[START Stored rows]

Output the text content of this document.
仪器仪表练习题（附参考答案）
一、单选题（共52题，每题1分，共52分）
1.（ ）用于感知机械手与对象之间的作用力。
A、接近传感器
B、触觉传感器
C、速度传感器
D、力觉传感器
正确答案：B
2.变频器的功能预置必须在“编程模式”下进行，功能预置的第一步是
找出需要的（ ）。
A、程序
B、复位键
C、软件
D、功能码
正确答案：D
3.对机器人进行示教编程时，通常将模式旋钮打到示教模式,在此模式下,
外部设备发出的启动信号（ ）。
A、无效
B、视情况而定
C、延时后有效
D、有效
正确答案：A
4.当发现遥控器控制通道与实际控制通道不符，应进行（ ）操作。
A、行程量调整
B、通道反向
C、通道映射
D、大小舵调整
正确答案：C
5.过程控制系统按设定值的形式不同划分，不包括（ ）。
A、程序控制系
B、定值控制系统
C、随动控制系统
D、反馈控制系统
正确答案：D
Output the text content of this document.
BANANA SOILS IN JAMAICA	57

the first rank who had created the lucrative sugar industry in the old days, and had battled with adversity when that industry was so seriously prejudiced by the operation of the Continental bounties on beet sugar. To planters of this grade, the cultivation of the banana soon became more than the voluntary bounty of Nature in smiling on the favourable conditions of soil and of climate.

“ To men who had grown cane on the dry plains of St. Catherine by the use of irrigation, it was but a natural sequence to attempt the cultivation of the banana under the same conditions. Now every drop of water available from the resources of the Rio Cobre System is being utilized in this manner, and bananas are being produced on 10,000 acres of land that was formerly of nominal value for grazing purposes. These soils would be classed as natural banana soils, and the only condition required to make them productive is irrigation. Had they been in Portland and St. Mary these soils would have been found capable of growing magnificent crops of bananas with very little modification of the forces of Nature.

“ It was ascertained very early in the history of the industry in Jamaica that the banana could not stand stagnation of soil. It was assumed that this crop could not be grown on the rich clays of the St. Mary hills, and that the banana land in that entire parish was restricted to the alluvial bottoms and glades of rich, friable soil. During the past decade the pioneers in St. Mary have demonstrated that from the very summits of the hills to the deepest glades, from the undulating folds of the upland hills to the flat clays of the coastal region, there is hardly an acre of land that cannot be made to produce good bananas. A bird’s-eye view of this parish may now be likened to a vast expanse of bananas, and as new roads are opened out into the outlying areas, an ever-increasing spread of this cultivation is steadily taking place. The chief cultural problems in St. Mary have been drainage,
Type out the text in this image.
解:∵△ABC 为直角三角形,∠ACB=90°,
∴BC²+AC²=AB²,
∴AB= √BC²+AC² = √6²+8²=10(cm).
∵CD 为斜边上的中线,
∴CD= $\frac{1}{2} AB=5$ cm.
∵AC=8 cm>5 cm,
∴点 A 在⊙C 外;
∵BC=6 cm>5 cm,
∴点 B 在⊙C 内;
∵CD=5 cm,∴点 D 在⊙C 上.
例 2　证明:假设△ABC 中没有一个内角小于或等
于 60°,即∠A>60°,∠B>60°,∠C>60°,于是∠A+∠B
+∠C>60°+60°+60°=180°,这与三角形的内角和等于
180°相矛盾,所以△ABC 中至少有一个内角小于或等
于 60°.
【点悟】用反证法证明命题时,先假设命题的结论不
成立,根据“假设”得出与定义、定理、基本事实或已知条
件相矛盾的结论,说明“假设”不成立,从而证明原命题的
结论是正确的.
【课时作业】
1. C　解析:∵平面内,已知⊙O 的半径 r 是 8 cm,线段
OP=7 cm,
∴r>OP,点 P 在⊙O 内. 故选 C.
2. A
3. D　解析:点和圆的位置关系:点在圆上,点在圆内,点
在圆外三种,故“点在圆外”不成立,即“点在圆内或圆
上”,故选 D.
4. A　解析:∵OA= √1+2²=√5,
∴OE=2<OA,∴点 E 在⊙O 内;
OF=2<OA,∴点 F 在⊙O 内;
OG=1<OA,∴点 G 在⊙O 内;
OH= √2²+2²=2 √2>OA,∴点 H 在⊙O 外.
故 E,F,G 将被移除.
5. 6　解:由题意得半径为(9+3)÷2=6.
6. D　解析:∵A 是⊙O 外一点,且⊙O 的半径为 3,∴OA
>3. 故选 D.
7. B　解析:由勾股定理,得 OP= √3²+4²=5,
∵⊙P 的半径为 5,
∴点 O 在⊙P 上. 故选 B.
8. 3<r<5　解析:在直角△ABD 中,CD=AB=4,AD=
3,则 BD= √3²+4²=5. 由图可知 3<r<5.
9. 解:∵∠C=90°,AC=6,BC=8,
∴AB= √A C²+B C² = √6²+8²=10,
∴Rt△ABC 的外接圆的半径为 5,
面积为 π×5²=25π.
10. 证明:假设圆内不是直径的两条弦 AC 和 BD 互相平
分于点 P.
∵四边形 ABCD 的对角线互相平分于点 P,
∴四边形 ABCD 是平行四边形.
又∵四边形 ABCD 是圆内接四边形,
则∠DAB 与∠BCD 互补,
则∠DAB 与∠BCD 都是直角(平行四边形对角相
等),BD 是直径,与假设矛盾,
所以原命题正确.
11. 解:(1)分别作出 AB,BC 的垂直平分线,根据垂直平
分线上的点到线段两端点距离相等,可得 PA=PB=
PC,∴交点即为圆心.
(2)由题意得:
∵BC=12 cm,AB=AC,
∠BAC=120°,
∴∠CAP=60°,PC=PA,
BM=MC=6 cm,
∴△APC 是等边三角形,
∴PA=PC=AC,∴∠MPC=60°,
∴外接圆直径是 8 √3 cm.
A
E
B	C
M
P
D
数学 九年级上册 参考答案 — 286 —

[END Stored rows]

## Aim
Every entry above should be retyped exactly as shown.

## Final result
Output the text content of this document.
仪器仪表练习题（附参考答案）
一、单选题（共52题，每题1分，共52分）
1.（ ）用于感知机械手与对象之间的作用力。
A、接近传感器
B、触觉传感器
C、速度传感器
D、力觉传感器
正确答案：B
2.变频器的功能预置必须在“编程模式”下进行，功能预置的第一步是
找出需要的（ ）。
A、程序
B、复位键
C、软件
D、功能码
正确答案：D
3.对机器人进行示教编程时，通常将模式旋钮打到示教模式,在此模式下,
外部设备发出的启动信号（ ）。
A、无效
B、视情况而定
C、延时后有效
D、有效
正确答案：A
4.当发现遥控器控制通道与实际控制通道不符，应进行（ ）操作。
A、行程量调整
B、通道反向
C、通道映射
D、大小舵调整
正确答案：C
5.过程控制系统按设定值的形式不同划分，不包括（ ）。
A、程序控制系
B、定值控制系统
C、随动控制系统
D、反馈控制系统
正确答案：D
Output the text content of this document.
BANANA SOILS IN JAMAICA	57

the first rank who had created the lucrative sugar industry in the old days, and had battled with adversity when that industry was so seriously prejudiced by the operation of the Continental bounties on beet sugar. To planters of this grade, the cultivation of the banana soon became more than the voluntary bounty of Nature in smiling on the favourable conditions of soil and of climate.

“ To men who had grown cane on the dry plains of St. Catherine by the use of irrigation, it was but a natural sequence to attempt the cultivation of the banana under the same conditions. Now every drop of water available from the resources of the Rio Cobre System is being utilized in this manner, and bananas are being produced on 10,000 acres of land that was formerly of nominal value for grazing purposes. These soils would be classed as natural banana soils, and the only condition required to make them productive is irrigation. Had they been in Portland and St. Mary these soils would have been found capable of growing magnificent crops of bananas with very little modification of the forces of Nature.

“ It was ascertained very early in the history of the industry in Jamaica that the banana could not stand stagnation of soil. It was assumed that this crop could not be grown on the rich clays of the St. Mary hills, and that the banana land in that entire parish was restricted to the alluvial bottoms and glades of rich, friable soil. During the past decade the pioneers in St. Mary have demonstrated that from the very summits of the hills to the deepest glades, from the undulating folds of the upland hills to the flat clays of the coastal region, there is hardly an acre of land that cannot be made to produce good bananas. A bird’s-eye view of this parish may now be likened to a vast expanse of bananas, and as new roads are opened out into the outlying areas, an ever-increasing spread of this cultivation is steadily taking place. The chief cultural problems in St. Mary have been drainage,
Type out the text in this image.
解:∵△ABC 为直角三角形,∠ACB=90°,
∴BC²+AC²=AB²,
∴AB= √BC²+AC² = √6²+8²=10(cm).
∵CD 为斜边上的中线,
∴CD= $\frac{1}{2} AB=5$ cm.
∵AC=8 cm>5 cm,
∴点 A 在⊙C 外;
∵BC=6 cm>5 cm,
∴点 B 在⊙C 内;
∵CD=5 cm,∴点 D 在⊙C 上.
例 2　证明:假设△ABC 中没有一个内角小于或等
于 60°,即∠A>60°,∠B>60°,∠C>60°,于是∠A+∠B
+∠C>60°+60°+60°=180°,这与三角形的内角和等于
180°相矛盾,所以△ABC 中至少有一个内角小于或等
于 60°.
【点悟】用反证法证明命题时,先假设命题的结论不
成立,根据“假设”得出与定义、定理、基本事实或已知条
件相矛盾的结论,说明“假设”不成立,从而证明原命题的
结论是正确的.
【课时作业】
1. C　解析:∵平面内,已知⊙O 的半径 r 是 8 cm,线段
OP=7 cm,
∴r>OP,点 P 在⊙O 内. 故选 C.
2. A
3. D　解析:点和圆的位置关系:点在圆上,点在圆内,点
在圆外三种,故“点在圆外”不成立,即“点在圆内或圆
上”,故选 D.
4. A　解析:∵OA= √1+2²=√5,
∴OE=2<OA,∴点 E 在⊙O 内;
OF=2<OA,∴点 F 在⊙O 内;
OG=1<OA,∴点 G 在⊙O 内;
OH= √2²+2²=2 √2>OA,∴点 H 在⊙O 外.
故 E,F,G 将被移除.
5. 6　解:由题意得半径为(9+3)÷2=6.
6. D　解析:∵A 是⊙O 外一点,且⊙O 的半径为 3,∴OA
>3. 故选 D.
7. B　解析:由勾股定理,得 OP= √3²+4²=5,
∵⊙P 的半径为 5,
∴点 O 在⊙P 上. 故选 B.
8. 3<r<5　解析:在直角△ABD 中,CD=AB=4,AD=
3,则 BD= √3²+4²=5. 由图可知 3<r<5.
9. 解:∵∠C=90°,AC=6,BC=8,
∴AB= √A C²+B C² = √6²+8²=10,
∴Rt△ABC 的外接圆的半径为 5,
面积为 π×5²=25π.
10. 证明:假设圆内不是直径的两条弦 AC 和 BD 互相平
分于点 P.
∵四边形 ABCD 的对角线互相平分于点 P,
∴四边形 ABCD 是平行四边形.
又∵四边形 ABCD 是圆内接四边形,
则∠DAB 与∠BCD 互补,
则∠DAB 与∠BCD 都是直角(平行四边形对角相
等),BD 是直径,与假设矛盾,
所以原命题正确.
11. 解:(1)分别作出 AB,BC 的垂直平分线,根据垂直平
分线上的点到线段两端点距离相等,可得 PA=PB=
PC,∴交点即为圆心.
(2)由题意得:
∵BC=12 cm,AB=AC,
∠BAC=120°,
∴∠CAP=60°,PC=PA,
BM=MC=6 cm,
∴△APC 是等边三角形,
∴PA=PC=AC,∴∠MPC=60°,
∴外接圆直径是 8 √3 cm.
A
E
B	C
M
P
D
数学 九年级上册 参考答案 — 286 —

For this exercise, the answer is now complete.